» Task instructions: For every line in the data below that contains "arbetskraften", copy the line.

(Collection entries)
--------------------------------

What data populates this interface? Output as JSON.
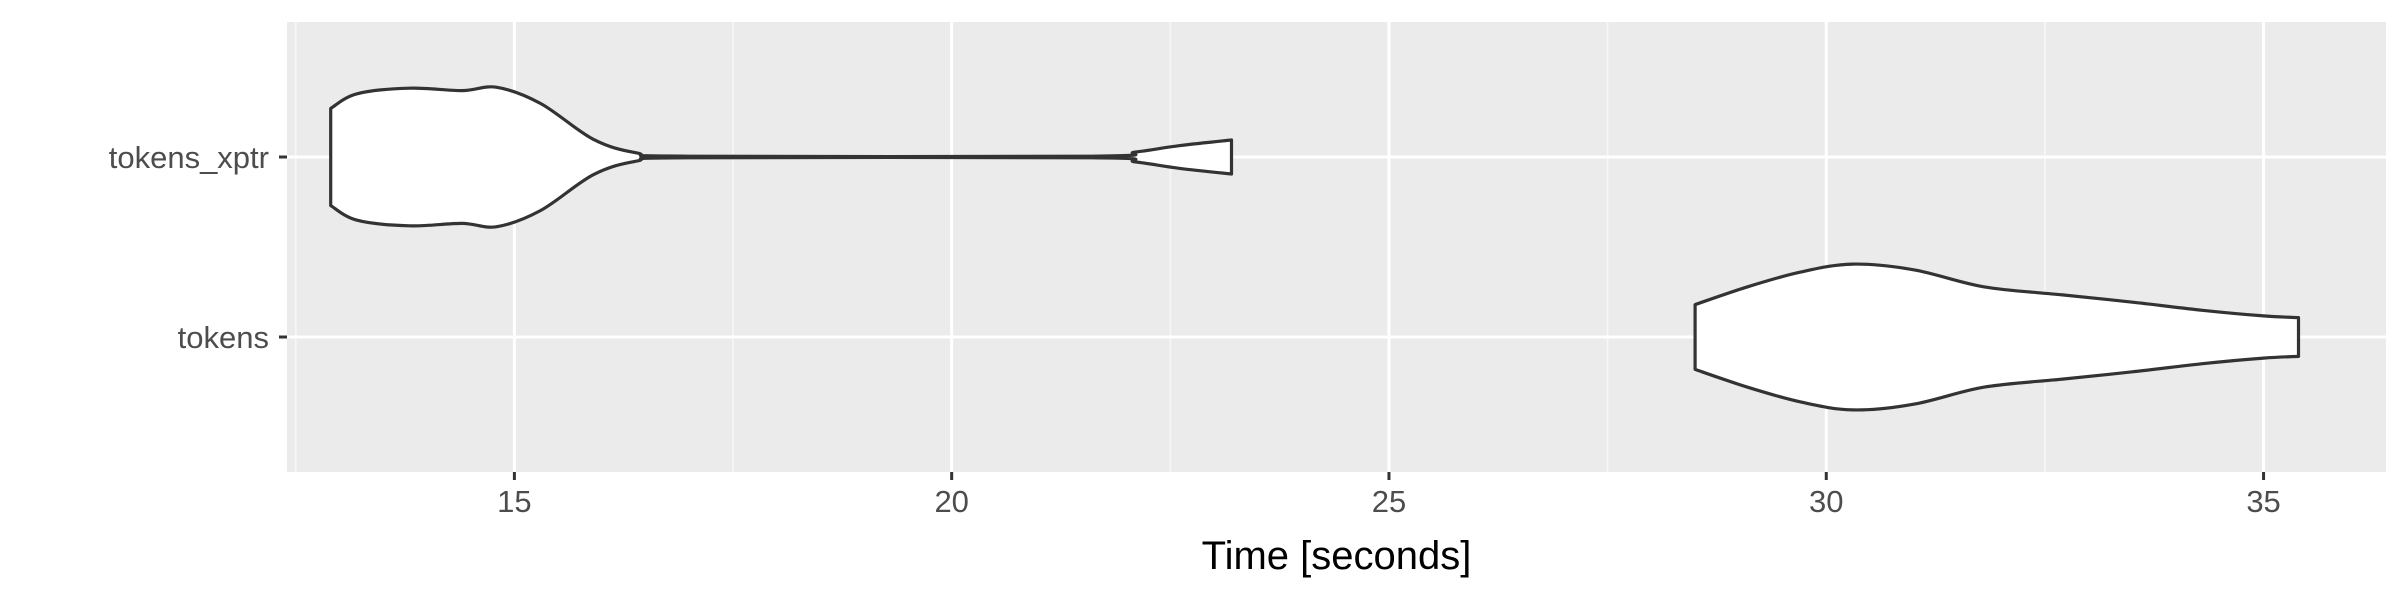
{
  "chart_data": {
    "type": "violin",
    "orientation": "horizontal",
    "xlabel": "Time [seconds]",
    "ylabel": "",
    "xlim": [
      12.4,
      36.4
    ],
    "xticks": [
      15,
      20,
      25,
      30,
      35
    ],
    "xtick_labels": [
      "15",
      "20",
      "25",
      "30",
      "35"
    ],
    "categories": [
      "tokens_xptr",
      "tokens"
    ],
    "grid": true,
    "legend": "none",
    "series": [
      {
        "category": "tokens_xptr",
        "min": 12.9,
        "max": 23.2,
        "density_profile": [
          {
            "x": 12.9,
            "w": 0.6
          },
          {
            "x": 13.2,
            "w": 0.78
          },
          {
            "x": 13.8,
            "w": 0.85
          },
          {
            "x": 14.4,
            "w": 0.82
          },
          {
            "x": 14.8,
            "w": 0.86
          },
          {
            "x": 15.3,
            "w": 0.66
          },
          {
            "x": 15.9,
            "w": 0.22
          },
          {
            "x": 16.4,
            "w": 0.05
          },
          {
            "x": 17.0,
            "w": 0.01
          },
          {
            "x": 21.6,
            "w": 0.01
          },
          {
            "x": 22.1,
            "w": 0.06
          },
          {
            "x": 22.6,
            "w": 0.14
          },
          {
            "x": 23.2,
            "w": 0.21
          }
        ]
      },
      {
        "category": "tokens",
        "min": 28.5,
        "max": 35.4,
        "density_profile": [
          {
            "x": 28.5,
            "w": 0.4
          },
          {
            "x": 29.1,
            "w": 0.62
          },
          {
            "x": 29.7,
            "w": 0.8
          },
          {
            "x": 30.3,
            "w": 0.9
          },
          {
            "x": 31.0,
            "w": 0.83
          },
          {
            "x": 31.8,
            "w": 0.62
          },
          {
            "x": 32.7,
            "w": 0.52
          },
          {
            "x": 33.5,
            "w": 0.43
          },
          {
            "x": 34.3,
            "w": 0.33
          },
          {
            "x": 35.0,
            "w": 0.26
          },
          {
            "x": 35.4,
            "w": 0.24
          }
        ]
      }
    ],
    "colors": {
      "panel_background": "#ebebeb",
      "grid_major": "#ffffff",
      "grid_minor": "#f7f7f7",
      "violin_fill": "#ffffff",
      "violin_outline": "#333333",
      "tick_mark": "#333333",
      "tick_label": "#4d4d4d",
      "axis_title": "#000000"
    }
  }
}
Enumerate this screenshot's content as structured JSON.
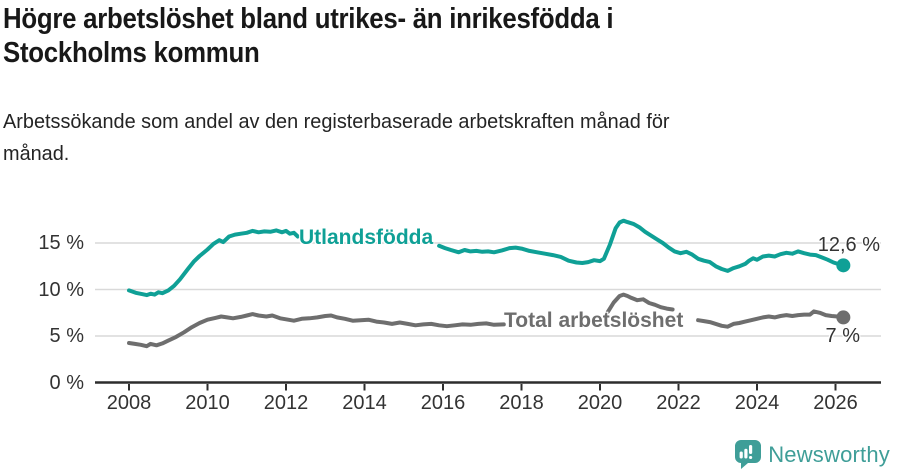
{
  "header": {
    "title_lines": [
      "Högre arbetslöshet bland utrikes- än inrikesfödda i",
      "Stockholms kommun"
    ],
    "subtitle_lines": [
      "Arbetssökande som andel av den registerbaserade arbetskraften månad för",
      "månad."
    ]
  },
  "footer": {
    "brand": "Newsworthy",
    "brand_color": "#3f9e98"
  },
  "colors": {
    "foreign_born_line": "#0fa096",
    "total_line": "#6e6e6e",
    "grid": "#d9d9d9",
    "axis": "#2d2d2d",
    "text": "#333333"
  },
  "chart_data": {
    "type": "line",
    "title": "Högre arbetslöshet bland utrikes- än inrikesfödda i Stockholms kommun",
    "subtitle": "Arbetssökande som andel av den registerbaserade arbetskraften månad för månad.",
    "unit": "%",
    "grid": "horizontal-only",
    "legend_position": "inline-labels-on-lines",
    "ylim": [
      0,
      18.5
    ],
    "xlim_years": [
      2007.1,
      2027.2
    ],
    "grid_values": [
      5,
      10,
      15
    ],
    "y_ticks": [
      {
        "value": 15,
        "label": "15 %"
      },
      {
        "value": 10,
        "label": "10 %"
      },
      {
        "value": 5,
        "label": "5 %"
      },
      {
        "value": 0,
        "label": "0 %"
      }
    ],
    "x_ticks": [
      {
        "year": 2008,
        "label": "2008"
      },
      {
        "year": 2010,
        "label": "2010"
      },
      {
        "year": 2012,
        "label": "2012"
      },
      {
        "year": 2014,
        "label": "2014"
      },
      {
        "year": 2016,
        "label": "2016"
      },
      {
        "year": 2018,
        "label": "2018"
      },
      {
        "year": 2020,
        "label": "2020"
      },
      {
        "year": 2022,
        "label": "2022"
      },
      {
        "year": 2024,
        "label": "2024"
      },
      {
        "year": 2026,
        "label": "2026"
      }
    ],
    "series": [
      {
        "name": "Utlandsfödda",
        "color": "#0fa096",
        "end_label": "12,6 %",
        "end_value": 12.6,
        "segments": [
          [
            [
              2008.0,
              9.9
            ],
            [
              2008.17,
              9.65
            ],
            [
              2008.33,
              9.5
            ],
            [
              2008.45,
              9.4
            ],
            [
              2008.55,
              9.55
            ],
            [
              2008.65,
              9.45
            ],
            [
              2008.75,
              9.7
            ],
            [
              2008.85,
              9.6
            ],
            [
              2009.0,
              9.9
            ],
            [
              2009.15,
              10.4
            ],
            [
              2009.3,
              11.1
            ],
            [
              2009.5,
              12.2
            ],
            [
              2009.65,
              13.0
            ],
            [
              2009.8,
              13.6
            ],
            [
              2010.0,
              14.3
            ],
            [
              2010.15,
              14.9
            ],
            [
              2010.3,
              15.3
            ],
            [
              2010.4,
              15.1
            ],
            [
              2010.55,
              15.7
            ],
            [
              2010.7,
              15.9
            ],
            [
              2010.85,
              16.0
            ],
            [
              2011.0,
              16.1
            ],
            [
              2011.15,
              16.3
            ],
            [
              2011.3,
              16.15
            ],
            [
              2011.45,
              16.25
            ],
            [
              2011.6,
              16.2
            ],
            [
              2011.75,
              16.35
            ],
            [
              2011.9,
              16.15
            ],
            [
              2012.0,
              16.3
            ],
            [
              2012.1,
              16.0
            ],
            [
              2012.2,
              16.1
            ],
            [
              2012.3,
              15.7
            ]
          ],
          [
            [
              2015.9,
              14.7
            ],
            [
              2016.05,
              14.45
            ],
            [
              2016.2,
              14.25
            ],
            [
              2016.4,
              14.0
            ],
            [
              2016.55,
              14.25
            ],
            [
              2016.7,
              14.1
            ],
            [
              2016.85,
              14.15
            ],
            [
              2017.0,
              14.05
            ],
            [
              2017.15,
              14.1
            ],
            [
              2017.3,
              14.0
            ],
            [
              2017.5,
              14.2
            ],
            [
              2017.7,
              14.45
            ],
            [
              2017.85,
              14.5
            ],
            [
              2018.0,
              14.4
            ],
            [
              2018.2,
              14.15
            ],
            [
              2018.4,
              14.0
            ],
            [
              2018.6,
              13.85
            ],
            [
              2018.8,
              13.7
            ],
            [
              2019.0,
              13.5
            ],
            [
              2019.2,
              13.1
            ],
            [
              2019.4,
              12.9
            ],
            [
              2019.55,
              12.85
            ],
            [
              2019.7,
              12.95
            ],
            [
              2019.85,
              13.15
            ],
            [
              2020.0,
              13.05
            ],
            [
              2020.1,
              13.3
            ],
            [
              2020.25,
              14.8
            ],
            [
              2020.4,
              16.6
            ],
            [
              2020.5,
              17.2
            ],
            [
              2020.6,
              17.4
            ],
            [
              2020.7,
              17.25
            ],
            [
              2020.85,
              17.05
            ],
            [
              2021.0,
              16.7
            ],
            [
              2021.15,
              16.2
            ],
            [
              2021.3,
              15.8
            ],
            [
              2021.45,
              15.4
            ],
            [
              2021.6,
              15.0
            ],
            [
              2021.75,
              14.5
            ],
            [
              2021.9,
              14.1
            ],
            [
              2022.05,
              13.9
            ],
            [
              2022.2,
              14.05
            ],
            [
              2022.35,
              13.75
            ],
            [
              2022.5,
              13.3
            ],
            [
              2022.65,
              13.1
            ],
            [
              2022.8,
              12.95
            ],
            [
              2022.95,
              12.5
            ],
            [
              2023.1,
              12.2
            ],
            [
              2023.25,
              12.0
            ],
            [
              2023.4,
              12.3
            ],
            [
              2023.55,
              12.5
            ],
            [
              2023.7,
              12.75
            ],
            [
              2023.8,
              13.1
            ],
            [
              2023.9,
              13.35
            ],
            [
              2024.0,
              13.2
            ],
            [
              2024.15,
              13.55
            ],
            [
              2024.3,
              13.65
            ],
            [
              2024.45,
              13.55
            ],
            [
              2024.6,
              13.8
            ],
            [
              2024.75,
              13.95
            ],
            [
              2024.9,
              13.85
            ],
            [
              2025.05,
              14.1
            ],
            [
              2025.2,
              13.9
            ],
            [
              2025.35,
              13.75
            ],
            [
              2025.5,
              13.7
            ],
            [
              2025.65,
              13.45
            ],
            [
              2025.8,
              13.2
            ],
            [
              2025.95,
              12.9
            ],
            [
              2026.1,
              12.7
            ],
            [
              2026.2,
              12.6
            ]
          ]
        ]
      },
      {
        "name": "Total arbetslöshet",
        "color": "#6e6e6e",
        "end_label": "7 %",
        "end_value": 7,
        "segments": [
          [
            [
              2008.0,
              4.25
            ],
            [
              2008.15,
              4.15
            ],
            [
              2008.3,
              4.05
            ],
            [
              2008.45,
              3.9
            ],
            [
              2008.55,
              4.15
            ],
            [
              2008.7,
              4.0
            ],
            [
              2008.85,
              4.2
            ],
            [
              2009.0,
              4.5
            ],
            [
              2009.2,
              4.9
            ],
            [
              2009.4,
              5.4
            ],
            [
              2009.6,
              5.95
            ],
            [
              2009.8,
              6.4
            ],
            [
              2010.0,
              6.75
            ],
            [
              2010.2,
              6.95
            ],
            [
              2010.35,
              7.1
            ],
            [
              2010.5,
              7.0
            ],
            [
              2010.65,
              6.9
            ],
            [
              2010.85,
              7.05
            ],
            [
              2011.0,
              7.2
            ],
            [
              2011.15,
              7.35
            ],
            [
              2011.3,
              7.2
            ],
            [
              2011.5,
              7.1
            ],
            [
              2011.65,
              7.2
            ],
            [
              2011.85,
              6.9
            ],
            [
              2012.0,
              6.8
            ],
            [
              2012.2,
              6.65
            ],
            [
              2012.4,
              6.85
            ],
            [
              2012.6,
              6.9
            ],
            [
              2012.8,
              7.0
            ],
            [
              2013.0,
              7.15
            ],
            [
              2013.15,
              7.2
            ],
            [
              2013.3,
              7.0
            ],
            [
              2013.5,
              6.85
            ],
            [
              2013.7,
              6.65
            ],
            [
              2013.9,
              6.7
            ],
            [
              2014.1,
              6.75
            ],
            [
              2014.3,
              6.55
            ],
            [
              2014.5,
              6.45
            ],
            [
              2014.7,
              6.3
            ],
            [
              2014.9,
              6.45
            ],
            [
              2015.1,
              6.3
            ],
            [
              2015.3,
              6.15
            ],
            [
              2015.5,
              6.25
            ],
            [
              2015.7,
              6.3
            ],
            [
              2015.9,
              6.15
            ],
            [
              2016.1,
              6.05
            ],
            [
              2016.3,
              6.15
            ],
            [
              2016.5,
              6.25
            ],
            [
              2016.7,
              6.2
            ],
            [
              2016.9,
              6.3
            ],
            [
              2017.1,
              6.35
            ],
            [
              2017.3,
              6.2
            ],
            [
              2017.55,
              6.25
            ]
          ],
          [
            [
              2020.2,
              7.6
            ],
            [
              2020.35,
              8.6
            ],
            [
              2020.5,
              9.3
            ],
            [
              2020.6,
              9.45
            ],
            [
              2020.7,
              9.3
            ],
            [
              2020.8,
              9.1
            ],
            [
              2020.95,
              8.85
            ],
            [
              2021.1,
              8.95
            ],
            [
              2021.25,
              8.55
            ],
            [
              2021.4,
              8.35
            ],
            [
              2021.55,
              8.1
            ],
            [
              2021.7,
              7.95
            ],
            [
              2021.85,
              7.85
            ]
          ],
          [
            [
              2022.5,
              6.7
            ],
            [
              2022.65,
              6.6
            ],
            [
              2022.8,
              6.5
            ],
            [
              2022.95,
              6.3
            ],
            [
              2023.1,
              6.1
            ],
            [
              2023.25,
              6.0
            ],
            [
              2023.4,
              6.3
            ],
            [
              2023.55,
              6.4
            ],
            [
              2023.7,
              6.55
            ],
            [
              2023.85,
              6.7
            ],
            [
              2024.0,
              6.85
            ],
            [
              2024.15,
              7.0
            ],
            [
              2024.3,
              7.1
            ],
            [
              2024.45,
              7.0
            ],
            [
              2024.6,
              7.15
            ],
            [
              2024.75,
              7.25
            ],
            [
              2024.9,
              7.15
            ],
            [
              2025.05,
              7.25
            ],
            [
              2025.2,
              7.3
            ],
            [
              2025.35,
              7.3
            ],
            [
              2025.45,
              7.65
            ],
            [
              2025.6,
              7.5
            ],
            [
              2025.75,
              7.25
            ],
            [
              2025.9,
              7.15
            ],
            [
              2026.05,
              7.1
            ],
            [
              2026.2,
              7.0
            ]
          ]
        ]
      }
    ]
  }
}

--------------------------------

» Exercise response:
      "Arbetssökande som andel av den registerbaserade arbetskraften månad för",
    "subtitle": "Arbetssökande som andel av den registerbaserade arbetskraften månad för månad.",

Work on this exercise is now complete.